- **INPUT MATERIAL**

== == ==

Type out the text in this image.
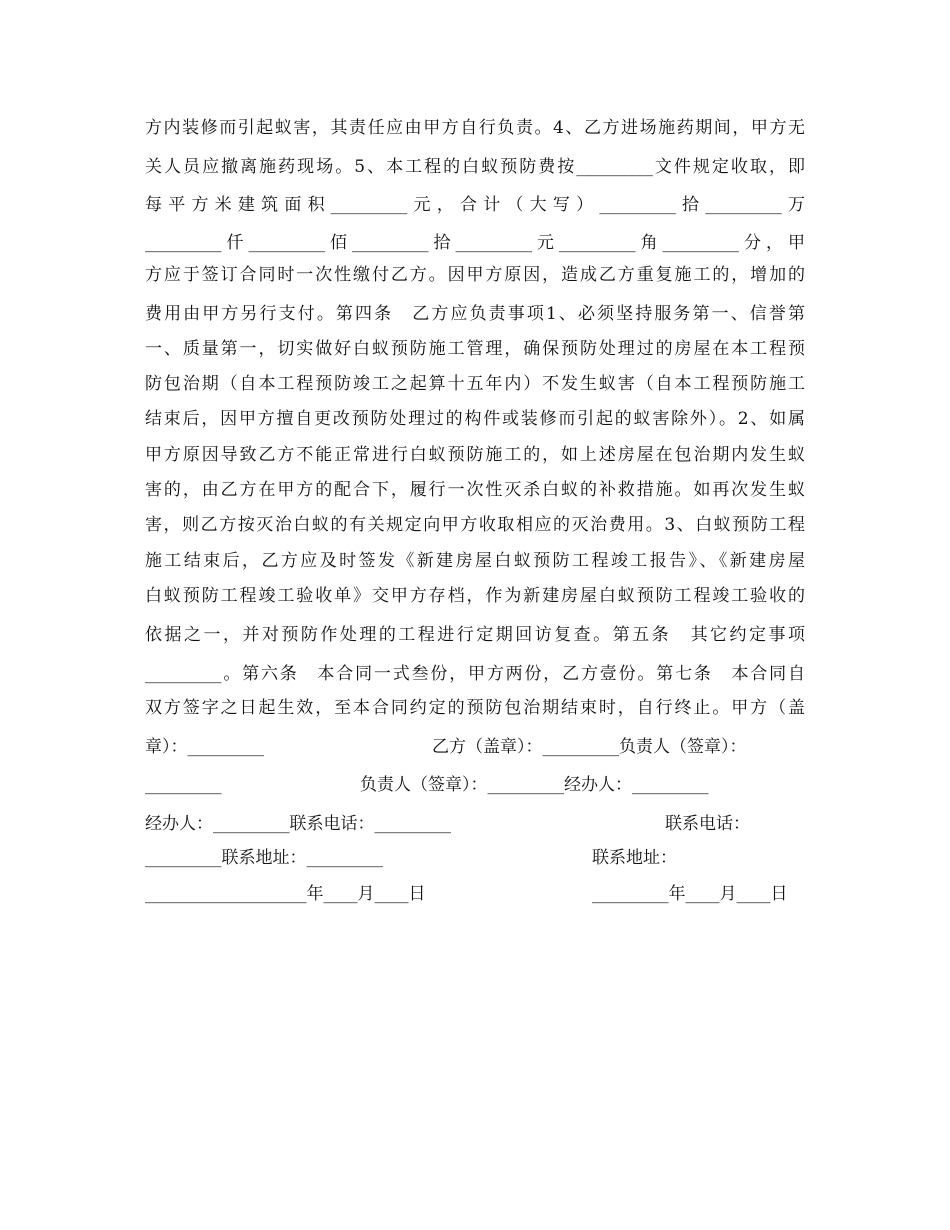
方内装修而引起蚁害，其责任应由甲方自行负责。4、乙方进场施药期间，甲方无
关人员应撤离施药现场。5、本工程的白蚁预防费按_________文件规定收取，即
每平方米建筑面积_________元，合计（大写）_________拾_________万
_________仟_________佰_________拾_________元_________角_________分，甲
方应于签订合同时一次性缴付乙方。因甲方原因，造成乙方重复施工的，增加的
费用由甲方另行支付。第四条　乙方应负责事项1、必须坚持服务第一、信誉第
一、质量第一，切实做好白蚁预防施工管理，确保预防处理过的房屋在本工程预
防包治期（自本工程预防竣工之起算十五年内）不发生蚁害（自本工程预防施工
结束后，因甲方擅自更改预防处理过的构件或装修而引起的蚁害除外）。2、如属
甲方原因导致乙方不能正常进行白蚁预防施工的，如上述房屋在包治期内发生蚁
害的，由乙方在甲方的配合下，履行一次性灭杀白蚁的补救措施。如再次发生蚁
害，则乙方按灭治白蚁的有关规定向甲方收取相应的灭治费用。3、白蚁预防工程
施工结束后，乙方应及时签发《新建房屋白蚁预防工程竣工报告》、《新建房屋
白蚁预防工程竣工验收单》交甲方存档，作为新建房屋白蚁预防工程竣工验收的
依据之一，并对预防作处理的工程进行定期回访复查。第五条　其它约定事项
_________。第六条　本合同一式叁份，甲方两份，乙方壹份。第七条　本合同自
双方签字之日起生效，至本合同约定的预防包治期结束时，自行终止。甲方（盖
章）：_________	乙方（盖章）：_________负责人（签章）：
_________	负责人（签章）：_________经办人：_________
经办人：_________联系电话：_________	联系电话：
_________联系地址：_________	联系地址：
___________________年____月____日	_________年____月____日
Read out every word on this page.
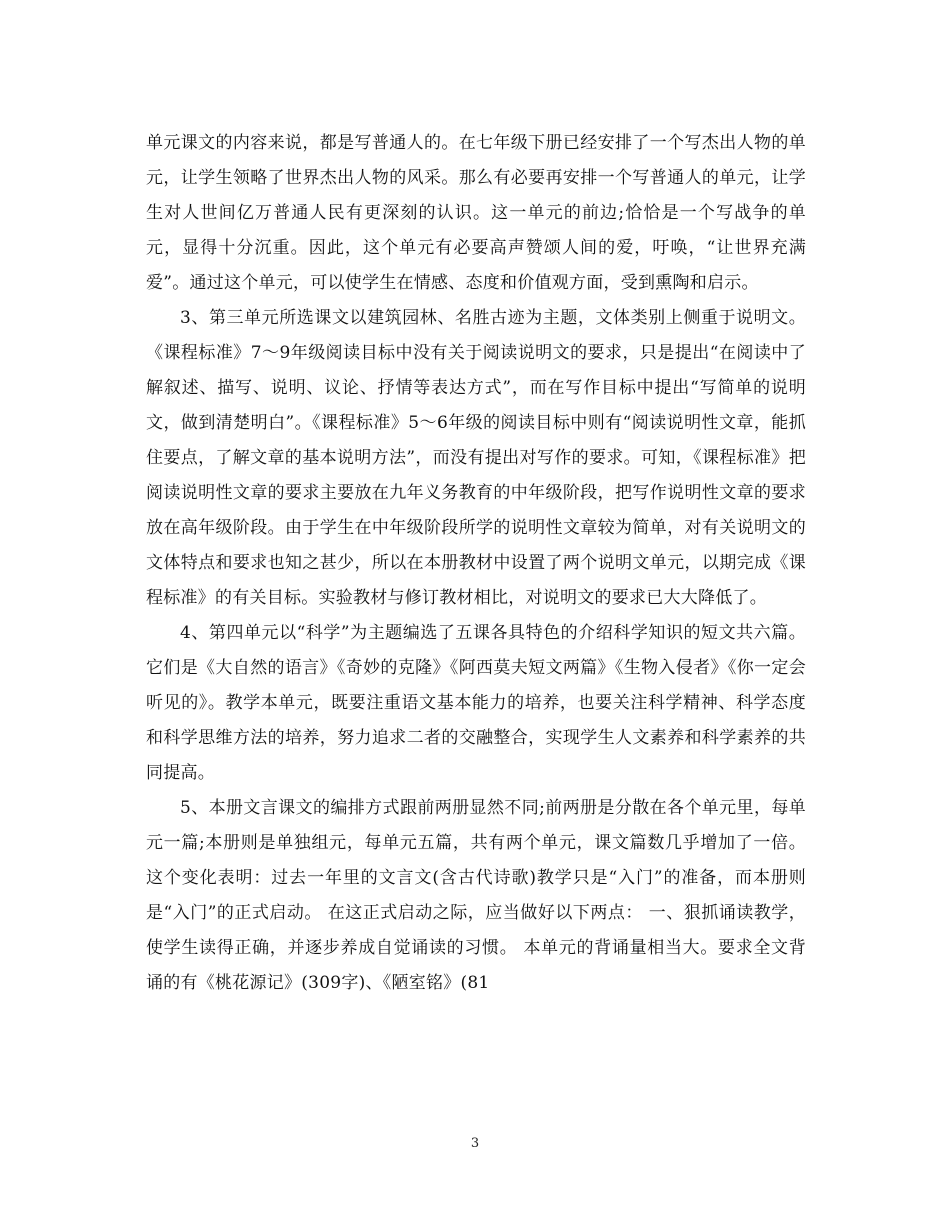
单元课文的内容来说，都是写普通人的。在七年级下册已经安排了一个写杰出人物的单元，让学生领略了世界杰出人物的风采。那么有必要再安排一个写普通人的单元，让学生对人世间亿万普通人民有更深刻的认识。这一单元的前边;恰恰是一个写战争的单元，显得十分沉重。因此，这个单元有必要高声赞颂人间的爱，吁唤，“让世界充满爱”。通过这个单元，可以使学生在情感、态度和价值观方面，受到熏陶和启示。

3、第三单元所选课文以建筑园林、名胜古迹为主题，文体类别上侧重于说明文。《课程标准》7～9年级阅读目标中没有关于阅读说明文的要求，只是提出“在阅读中了解叙述、描写、说明、议论、抒情等表达方式”，而在写作目标中提出“写简单的说明文，做到清楚明白”。《课程标准》5～6年级的阅读目标中则有“阅读说明性文章，能抓住要点，了解文章的基本说明方法”，而没有提出对写作的要求。可知，《课程标准》把阅读说明性文章的要求主要放在九年义务教育的中年级阶段，把写作说明性文章的要求放在高年级阶段。由于学生在中年级阶段所学的说明性文章较为简单，对有关说明文的文体特点和要求也知之甚少，所以在本册教材中设置了两个说明文单元，以期完成《课程标准》的有关目标。实验教材与修订教材相比，对说明文的要求已大大降低了。

4、第四单元以“科学”为主题编选了五课各具特色的介绍科学知识的短文共六篇。它们是《大自然的语言》《奇妙的克隆》《阿西莫夫短文两篇》《生物入侵者》《你一定会听见的》。教学本单元，既要注重语文基本能力的培养，也要关注科学精神、科学态度和科学思维方法的培养，努力追求二者的交融整合，实现学生人文素养和科学素养的共同提高。

5、本册文言课文的编排方式跟前两册显然不同;前两册是分散在各个单元里，每单元一篇;本册则是单独组元，每单元五篇，共有两个单元，课文篇数几乎增加了一倍。这个变化表明：过去一年里的文言文(含古代诗歌)教学只是“入门”的准备，而本册则是“入门”的正式启动。 在这正式启动之际，应当做好以下两点： 一、狠抓诵读教学，使学生读得正确，并逐步养成自觉诵读的习惯。 本单元的背诵量相当大。要求全文背诵的有《桃花源记》(309字)、《陋室铭》(81

3
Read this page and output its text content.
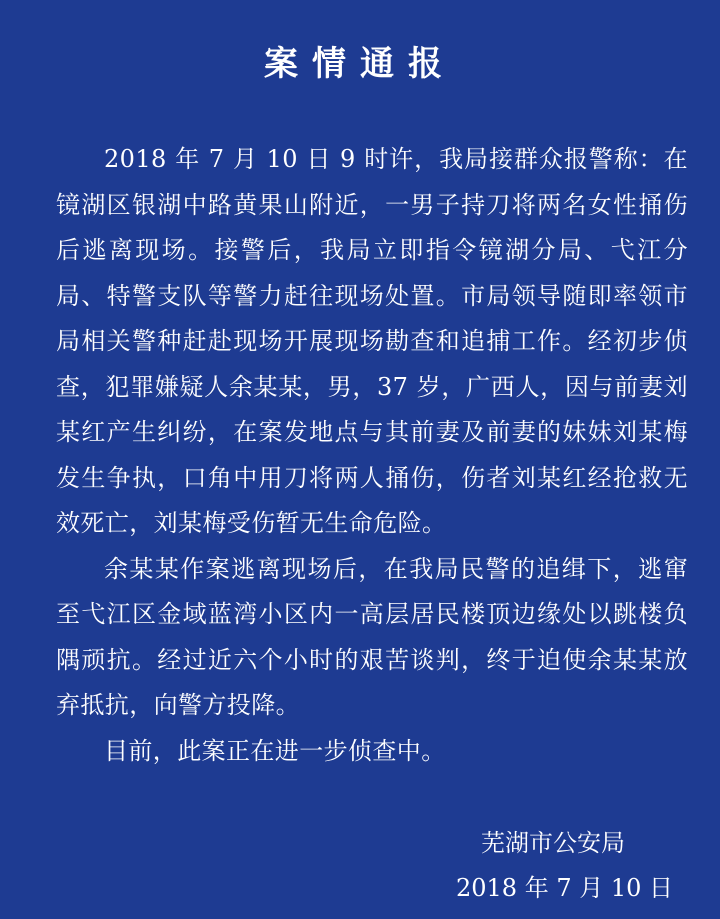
案情通报

2018 年 7 月 10 日 9 时许，我局接群众报警称：在镜湖区银湖中路黄果山附近，一男子持刀将两名女性捅伤后逃离现场。接警后，我局立即指令镜湖分局、弋江分局、特警支队等警力赶往现场处置。市局领导随即率领市局相关警种赶赴现场开展现场勘查和追捕工作。经初步侦查，犯罪嫌疑人余某某，男，37 岁，广西人，因与前妻刘某红产生纠纷，在案发地点与其前妻及前妻的妹妹刘某梅发生争执，口角中用刀将两人捅伤，伤者刘某红经抢救无效死亡，刘某梅受伤暂无生命危险。

余某某作案逃离现场后，在我局民警的追缉下，逃窜至弋江区金域蓝湾小区内一高层居民楼顶边缘处以跳楼负隅顽抗。经过近六个小时的艰苦谈判，终于迫使余某某放弃抵抗，向警方投降。

目前，此案正在进一步侦查中。

芜湖市公安局
2018 年 7 月 10 日
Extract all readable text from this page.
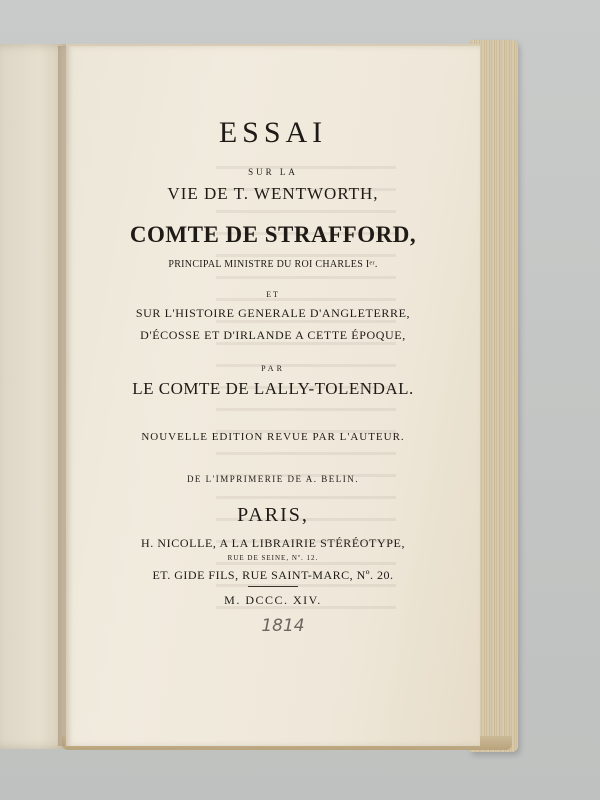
ESSAI
SUR LA
VIE DE T. WENTWORTH,
COMTE DE STRAFFORD,
PRINCIPAL MINISTRE DU ROI CHARLES Iᵉʳ.
ET
SUR L'HISTOIRE GENERALE D'ANGLETERRE,
D'ÉCOSSE ET D'IRLANDE A CETTE ÉPOQUE,
PAR
LE COMTE DE LALLY-TOLENDAL.
NOUVELLE EDITION REVUE PAR L'AUTEUR.
DE L'IMPRIMERIE DE A. BELIN.
PARIS,
H. NICOLLE, A LA LIBRAIRIE STÉRÉOTYPE,
RUE DE SEINE, Nº. 12.
ET. GIDE FILS, RUE SAINT-MARC, Nº. 20.
M. DCCC. XIV.
1814
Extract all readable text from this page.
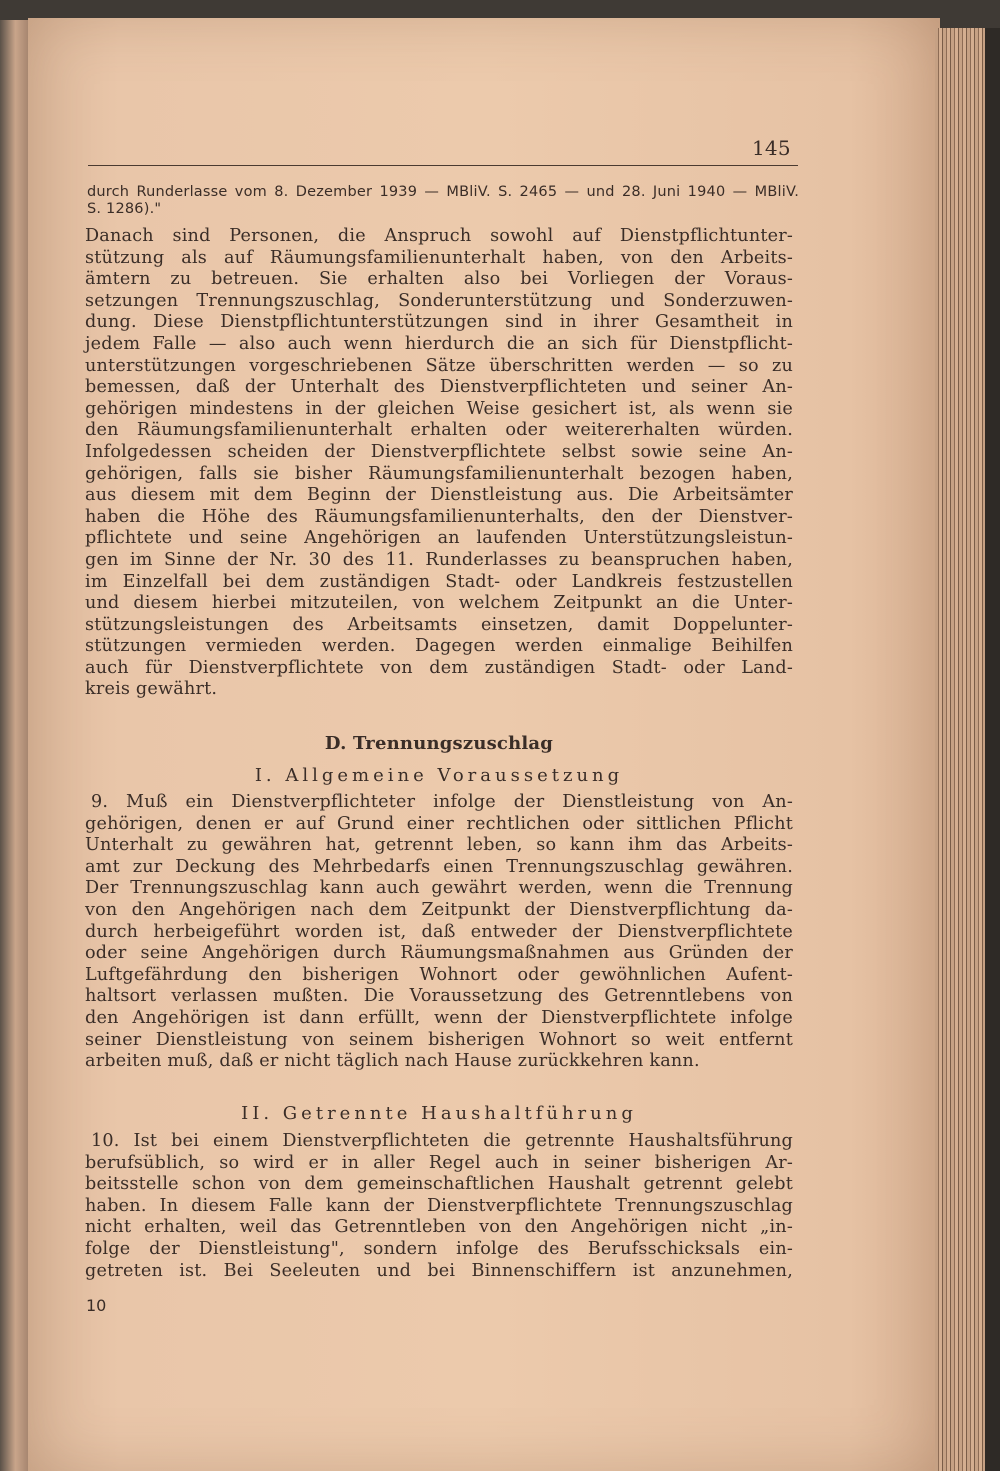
145
durch Runderlasse vom 8. Dezember 1939 — MBliV. S. 2465 — und 28. Juni 1940 — MBliV.
S. 1286)."
Danach sind Personen, die Anspruch sowohl auf Dienstpflichtunter-
stützung als auf Räumungsfamilienunterhalt haben, von den Arbeits-
ämtern zu betreuen. Sie erhalten also bei Vorliegen der Voraus-
setzungen Trennungszuschlag, Sonderunterstützung und Sonderzuwen-
dung. Diese Dienstpflichtunterstützungen sind in ihrer Gesamtheit in
jedem Falle — also auch wenn hierdurch die an sich für Dienstpflicht-
unterstützungen vorgeschriebenen Sätze überschritten werden — so zu
bemessen, daß der Unterhalt des Dienstverpflichteten und seiner An-
gehörigen mindestens in der gleichen Weise gesichert ist, als wenn sie
den Räumungsfamilienunterhalt erhalten oder weitererhalten würden.
Infolgedessen scheiden der Dienstverpflichtete selbst sowie seine An-
gehörigen, falls sie bisher Räumungsfamilienunterhalt bezogen haben,
aus diesem mit dem Beginn der Dienstleistung aus. Die Arbeitsämter
haben die Höhe des Räumungsfamilienunterhalts, den der Dienstver-
pflichtete und seine Angehörigen an laufenden Unterstützungsleistun-
gen im Sinne der Nr. 30 des 11. Runderlasses zu beanspruchen haben,
im Einzelfall bei dem zuständigen Stadt- oder Landkreis festzustellen
und diesem hierbei mitzuteilen, von welchem Zeitpunkt an die Unter-
stützungsleistungen des Arbeitsamts einsetzen, damit Doppelunter-
stützungen vermieden werden. Dagegen werden einmalige Beihilfen
auch für Dienstverpflichtete von dem zuständigen Stadt- oder Land-
kreis gewährt.
D. Trennungszuschlag
I. Allgemeine Voraussetzung
9. Muß ein Dienstverpflichteter infolge der Dienstleistung von An-
gehörigen, denen er auf Grund einer rechtlichen oder sittlichen Pflicht
Unterhalt zu gewähren hat, getrennt leben, so kann ihm das Arbeits-
amt zur Deckung des Mehrbedarfs einen Trennungszuschlag gewähren.
Der Trennungszuschlag kann auch gewährt werden, wenn die Trennung
von den Angehörigen nach dem Zeitpunkt der Dienstverpflichtung da-
durch herbeigeführt worden ist, daß entweder der Dienstverpflichtete
oder seine Angehörigen durch Räumungsmaßnahmen aus Gründen der
Luftgefährdung den bisherigen Wohnort oder gewöhnlichen Aufent-
haltsort verlassen mußten. Die Voraussetzung des Getrenntlebens von
den Angehörigen ist dann erfüllt, wenn der Dienstverpflichtete infolge
seiner Dienstleistung von seinem bisherigen Wohnort so weit entfernt
arbeiten muß, daß er nicht täglich nach Hause zurückkehren kann.
II. Getrennte Haushaltführung
10. Ist bei einem Dienstverpflichteten die getrennte Haushaltsführung
berufsüblich, so wird er in aller Regel auch in seiner bisherigen Ar-
beitsstelle schon von dem gemeinschaftlichen Haushalt getrennt gelebt
haben. In diesem Falle kann der Dienstverpflichtete Trennungszuschlag
nicht erhalten, weil das Getrenntleben von den Angehörigen nicht „in-
folge der Dienstleistung", sondern infolge des Berufsschicksals ein-
getreten ist. Bei Seeleuten und bei Binnenschiffern ist anzunehmen,
10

== == ==

- **WHAT YOU WILL DO**
Copy every line that contains the string "seiner".

- **THE OUTPUT**
bemessen, daß der Unterhalt des Dienstverpflichteten und seiner An-
seiner Dienstleistung von seinem bisherigen Wohnort so weit entfernt
berufsüblich, so wird er in aller Regel auch in seiner bisherigen Ar-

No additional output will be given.